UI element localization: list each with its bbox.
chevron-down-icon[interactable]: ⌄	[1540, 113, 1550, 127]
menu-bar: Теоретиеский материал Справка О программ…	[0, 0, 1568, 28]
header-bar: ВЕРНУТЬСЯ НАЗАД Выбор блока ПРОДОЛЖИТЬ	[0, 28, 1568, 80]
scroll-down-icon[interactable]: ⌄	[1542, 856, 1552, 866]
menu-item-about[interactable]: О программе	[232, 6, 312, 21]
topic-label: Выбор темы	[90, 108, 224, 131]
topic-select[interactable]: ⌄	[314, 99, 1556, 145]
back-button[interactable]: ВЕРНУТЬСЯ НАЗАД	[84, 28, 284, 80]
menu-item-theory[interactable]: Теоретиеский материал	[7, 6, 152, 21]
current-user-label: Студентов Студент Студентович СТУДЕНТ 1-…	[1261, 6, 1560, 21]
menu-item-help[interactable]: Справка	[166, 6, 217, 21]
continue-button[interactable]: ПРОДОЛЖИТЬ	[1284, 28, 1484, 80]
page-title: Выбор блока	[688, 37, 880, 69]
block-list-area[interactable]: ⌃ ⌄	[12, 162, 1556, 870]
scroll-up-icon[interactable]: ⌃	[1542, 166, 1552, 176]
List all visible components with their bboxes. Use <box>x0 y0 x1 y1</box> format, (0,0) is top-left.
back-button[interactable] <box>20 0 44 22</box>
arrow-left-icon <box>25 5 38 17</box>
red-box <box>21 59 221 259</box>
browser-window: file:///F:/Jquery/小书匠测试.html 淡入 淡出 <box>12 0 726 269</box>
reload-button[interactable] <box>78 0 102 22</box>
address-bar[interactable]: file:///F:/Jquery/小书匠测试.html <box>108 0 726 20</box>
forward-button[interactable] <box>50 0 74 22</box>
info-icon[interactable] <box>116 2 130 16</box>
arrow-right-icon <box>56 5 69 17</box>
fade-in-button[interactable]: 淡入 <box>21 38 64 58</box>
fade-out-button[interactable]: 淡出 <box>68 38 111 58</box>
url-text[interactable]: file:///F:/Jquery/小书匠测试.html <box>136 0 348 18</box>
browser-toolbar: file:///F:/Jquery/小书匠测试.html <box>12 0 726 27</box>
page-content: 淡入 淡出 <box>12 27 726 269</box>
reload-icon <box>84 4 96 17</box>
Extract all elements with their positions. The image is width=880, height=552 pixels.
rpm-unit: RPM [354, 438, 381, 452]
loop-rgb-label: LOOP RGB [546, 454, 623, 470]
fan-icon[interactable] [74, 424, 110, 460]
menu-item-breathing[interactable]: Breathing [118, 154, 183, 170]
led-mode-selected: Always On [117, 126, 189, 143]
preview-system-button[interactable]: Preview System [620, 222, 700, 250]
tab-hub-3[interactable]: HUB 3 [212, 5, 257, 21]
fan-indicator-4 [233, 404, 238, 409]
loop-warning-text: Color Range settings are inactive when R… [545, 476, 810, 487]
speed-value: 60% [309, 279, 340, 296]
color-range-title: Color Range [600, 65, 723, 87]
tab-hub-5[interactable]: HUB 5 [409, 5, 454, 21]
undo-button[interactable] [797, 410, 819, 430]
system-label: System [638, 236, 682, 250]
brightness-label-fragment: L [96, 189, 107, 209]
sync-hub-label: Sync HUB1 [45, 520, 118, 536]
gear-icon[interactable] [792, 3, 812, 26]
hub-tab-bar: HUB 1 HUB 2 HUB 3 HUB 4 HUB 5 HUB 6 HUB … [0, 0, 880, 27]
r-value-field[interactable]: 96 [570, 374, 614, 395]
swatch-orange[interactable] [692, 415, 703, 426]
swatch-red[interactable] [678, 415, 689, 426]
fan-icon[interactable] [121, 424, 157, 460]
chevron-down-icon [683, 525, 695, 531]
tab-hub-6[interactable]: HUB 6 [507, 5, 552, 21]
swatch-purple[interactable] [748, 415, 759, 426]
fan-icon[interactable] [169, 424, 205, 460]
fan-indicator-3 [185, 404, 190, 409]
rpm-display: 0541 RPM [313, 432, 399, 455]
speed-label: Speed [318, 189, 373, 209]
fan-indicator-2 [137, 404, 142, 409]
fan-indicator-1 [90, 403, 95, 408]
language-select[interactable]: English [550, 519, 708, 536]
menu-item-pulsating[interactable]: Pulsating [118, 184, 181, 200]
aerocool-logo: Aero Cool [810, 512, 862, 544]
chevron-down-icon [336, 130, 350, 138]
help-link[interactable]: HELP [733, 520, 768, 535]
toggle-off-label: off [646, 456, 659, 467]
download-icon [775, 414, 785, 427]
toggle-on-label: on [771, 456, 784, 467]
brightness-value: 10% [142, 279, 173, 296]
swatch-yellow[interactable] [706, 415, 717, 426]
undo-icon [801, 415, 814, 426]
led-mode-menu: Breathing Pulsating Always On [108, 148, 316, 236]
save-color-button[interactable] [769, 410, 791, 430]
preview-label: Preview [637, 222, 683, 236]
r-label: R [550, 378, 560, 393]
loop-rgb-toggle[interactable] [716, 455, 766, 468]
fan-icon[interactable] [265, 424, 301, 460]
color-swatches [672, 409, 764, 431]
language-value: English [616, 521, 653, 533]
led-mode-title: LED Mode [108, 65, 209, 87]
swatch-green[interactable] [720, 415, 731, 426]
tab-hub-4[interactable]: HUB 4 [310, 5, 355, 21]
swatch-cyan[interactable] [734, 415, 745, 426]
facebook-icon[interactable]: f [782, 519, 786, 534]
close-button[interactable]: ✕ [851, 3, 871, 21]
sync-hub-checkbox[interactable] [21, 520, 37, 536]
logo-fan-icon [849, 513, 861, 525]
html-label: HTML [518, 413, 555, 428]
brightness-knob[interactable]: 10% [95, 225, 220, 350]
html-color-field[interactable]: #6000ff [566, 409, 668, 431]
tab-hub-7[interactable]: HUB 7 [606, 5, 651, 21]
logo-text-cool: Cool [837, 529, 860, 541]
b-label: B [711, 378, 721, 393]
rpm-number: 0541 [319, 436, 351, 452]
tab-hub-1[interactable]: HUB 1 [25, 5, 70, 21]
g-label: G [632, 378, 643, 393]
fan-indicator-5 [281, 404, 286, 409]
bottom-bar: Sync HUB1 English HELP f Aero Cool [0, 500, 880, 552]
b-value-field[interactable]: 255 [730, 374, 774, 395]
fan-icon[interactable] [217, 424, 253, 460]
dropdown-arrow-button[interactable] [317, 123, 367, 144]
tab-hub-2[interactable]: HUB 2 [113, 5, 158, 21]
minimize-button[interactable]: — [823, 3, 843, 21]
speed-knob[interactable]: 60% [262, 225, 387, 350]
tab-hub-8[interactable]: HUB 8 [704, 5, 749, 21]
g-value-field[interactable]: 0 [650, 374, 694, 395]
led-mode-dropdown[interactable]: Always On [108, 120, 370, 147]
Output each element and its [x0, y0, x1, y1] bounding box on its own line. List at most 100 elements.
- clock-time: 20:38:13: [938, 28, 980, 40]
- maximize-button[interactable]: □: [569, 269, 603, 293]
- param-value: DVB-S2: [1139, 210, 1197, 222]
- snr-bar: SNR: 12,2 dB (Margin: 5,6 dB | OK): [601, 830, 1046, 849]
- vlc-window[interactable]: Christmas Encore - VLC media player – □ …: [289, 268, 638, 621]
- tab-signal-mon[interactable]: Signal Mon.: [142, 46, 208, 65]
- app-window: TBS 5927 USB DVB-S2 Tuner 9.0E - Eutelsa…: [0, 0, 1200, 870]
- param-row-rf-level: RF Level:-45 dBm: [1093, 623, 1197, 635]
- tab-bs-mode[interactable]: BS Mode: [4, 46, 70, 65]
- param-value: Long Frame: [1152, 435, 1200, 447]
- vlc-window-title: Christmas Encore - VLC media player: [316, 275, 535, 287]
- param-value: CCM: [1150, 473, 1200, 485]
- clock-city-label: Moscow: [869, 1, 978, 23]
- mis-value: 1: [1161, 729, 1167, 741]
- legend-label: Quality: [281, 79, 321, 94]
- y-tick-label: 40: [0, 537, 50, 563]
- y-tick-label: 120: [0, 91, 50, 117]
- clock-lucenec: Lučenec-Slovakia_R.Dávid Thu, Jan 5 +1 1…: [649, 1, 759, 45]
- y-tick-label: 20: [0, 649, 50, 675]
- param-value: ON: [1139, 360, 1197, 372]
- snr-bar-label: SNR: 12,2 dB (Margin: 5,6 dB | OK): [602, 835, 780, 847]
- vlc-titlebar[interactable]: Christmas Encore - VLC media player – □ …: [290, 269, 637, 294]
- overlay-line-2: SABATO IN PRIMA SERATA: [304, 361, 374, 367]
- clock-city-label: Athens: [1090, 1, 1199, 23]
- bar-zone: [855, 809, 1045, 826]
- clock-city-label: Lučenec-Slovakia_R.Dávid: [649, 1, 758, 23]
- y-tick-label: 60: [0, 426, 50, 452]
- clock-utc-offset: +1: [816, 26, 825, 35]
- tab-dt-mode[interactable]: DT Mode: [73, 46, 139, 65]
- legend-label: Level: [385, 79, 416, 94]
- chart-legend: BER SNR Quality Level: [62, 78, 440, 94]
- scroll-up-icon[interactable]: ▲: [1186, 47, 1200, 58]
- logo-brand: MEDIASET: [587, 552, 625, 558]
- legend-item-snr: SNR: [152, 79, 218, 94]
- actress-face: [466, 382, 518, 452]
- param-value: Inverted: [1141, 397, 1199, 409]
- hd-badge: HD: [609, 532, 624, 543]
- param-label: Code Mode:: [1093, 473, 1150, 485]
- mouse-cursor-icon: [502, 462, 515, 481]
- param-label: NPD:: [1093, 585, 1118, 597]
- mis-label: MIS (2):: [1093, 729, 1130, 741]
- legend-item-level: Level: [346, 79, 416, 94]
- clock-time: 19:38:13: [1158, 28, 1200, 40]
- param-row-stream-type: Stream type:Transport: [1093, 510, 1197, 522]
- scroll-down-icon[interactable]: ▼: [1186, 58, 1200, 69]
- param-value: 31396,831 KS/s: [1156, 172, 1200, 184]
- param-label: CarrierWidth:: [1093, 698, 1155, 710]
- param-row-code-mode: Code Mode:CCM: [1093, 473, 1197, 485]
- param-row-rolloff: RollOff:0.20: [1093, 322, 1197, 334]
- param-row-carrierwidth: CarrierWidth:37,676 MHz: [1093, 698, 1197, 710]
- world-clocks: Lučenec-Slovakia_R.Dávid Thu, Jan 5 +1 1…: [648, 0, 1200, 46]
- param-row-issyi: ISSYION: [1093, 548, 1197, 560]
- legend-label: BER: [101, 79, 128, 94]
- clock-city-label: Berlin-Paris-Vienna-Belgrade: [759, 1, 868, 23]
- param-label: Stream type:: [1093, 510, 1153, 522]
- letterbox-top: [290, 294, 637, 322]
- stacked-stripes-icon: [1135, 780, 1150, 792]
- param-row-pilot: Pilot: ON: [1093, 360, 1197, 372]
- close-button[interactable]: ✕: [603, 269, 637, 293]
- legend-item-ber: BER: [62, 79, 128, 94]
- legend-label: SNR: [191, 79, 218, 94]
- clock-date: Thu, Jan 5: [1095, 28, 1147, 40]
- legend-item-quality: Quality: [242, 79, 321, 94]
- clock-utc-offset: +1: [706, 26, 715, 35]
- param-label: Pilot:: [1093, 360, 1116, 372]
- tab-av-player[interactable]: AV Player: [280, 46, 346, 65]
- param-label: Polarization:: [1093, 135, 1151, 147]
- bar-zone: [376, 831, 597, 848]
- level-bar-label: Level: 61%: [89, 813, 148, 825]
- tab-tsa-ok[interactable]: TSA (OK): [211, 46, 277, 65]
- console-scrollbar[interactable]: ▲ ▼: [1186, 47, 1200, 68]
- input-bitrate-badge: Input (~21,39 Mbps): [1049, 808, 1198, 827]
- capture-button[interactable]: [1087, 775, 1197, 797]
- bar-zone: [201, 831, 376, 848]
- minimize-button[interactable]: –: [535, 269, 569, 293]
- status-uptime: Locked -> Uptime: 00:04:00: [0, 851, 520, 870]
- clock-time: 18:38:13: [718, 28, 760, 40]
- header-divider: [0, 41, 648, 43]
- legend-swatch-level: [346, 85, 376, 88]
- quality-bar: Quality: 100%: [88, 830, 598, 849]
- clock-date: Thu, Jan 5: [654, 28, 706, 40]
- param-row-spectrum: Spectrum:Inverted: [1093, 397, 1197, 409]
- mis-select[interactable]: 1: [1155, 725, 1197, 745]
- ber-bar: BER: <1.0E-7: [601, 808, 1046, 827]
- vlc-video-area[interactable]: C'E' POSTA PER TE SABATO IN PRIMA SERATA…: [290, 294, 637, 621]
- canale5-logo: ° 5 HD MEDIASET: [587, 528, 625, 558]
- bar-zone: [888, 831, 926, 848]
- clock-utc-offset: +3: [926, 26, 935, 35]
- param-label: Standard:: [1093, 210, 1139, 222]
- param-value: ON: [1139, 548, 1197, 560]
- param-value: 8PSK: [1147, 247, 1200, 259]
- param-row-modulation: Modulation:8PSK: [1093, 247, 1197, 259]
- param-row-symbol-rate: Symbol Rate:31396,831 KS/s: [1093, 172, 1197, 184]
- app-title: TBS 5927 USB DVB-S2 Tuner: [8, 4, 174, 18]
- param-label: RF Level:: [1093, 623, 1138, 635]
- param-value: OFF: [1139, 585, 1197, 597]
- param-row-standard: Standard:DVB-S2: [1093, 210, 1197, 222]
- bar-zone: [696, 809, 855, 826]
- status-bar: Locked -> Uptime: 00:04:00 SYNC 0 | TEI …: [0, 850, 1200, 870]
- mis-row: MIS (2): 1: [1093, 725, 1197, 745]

========

Please give the lines from the very first one through the line containing "header-bar: ВЕРНУТЬСЯ НАЗАД", both included, as a JSON list of strings with one string per line and blank lines left out.

- _Solution_
[
  "UI element localization: list each with its bbox.",
  "chevron-down-icon[interactable]: ⌄\t[1540, 113, 1550, 127]",
  "menu-bar: Теоретиеский материал Справка О программ…\t[0, 0, 1568, 28]",
  "header-bar: ВЕРНУТЬСЯ НАЗАД Выбор блока ПРОДОЛЖИТЬ\t[0, 28, 1568, 80]"
]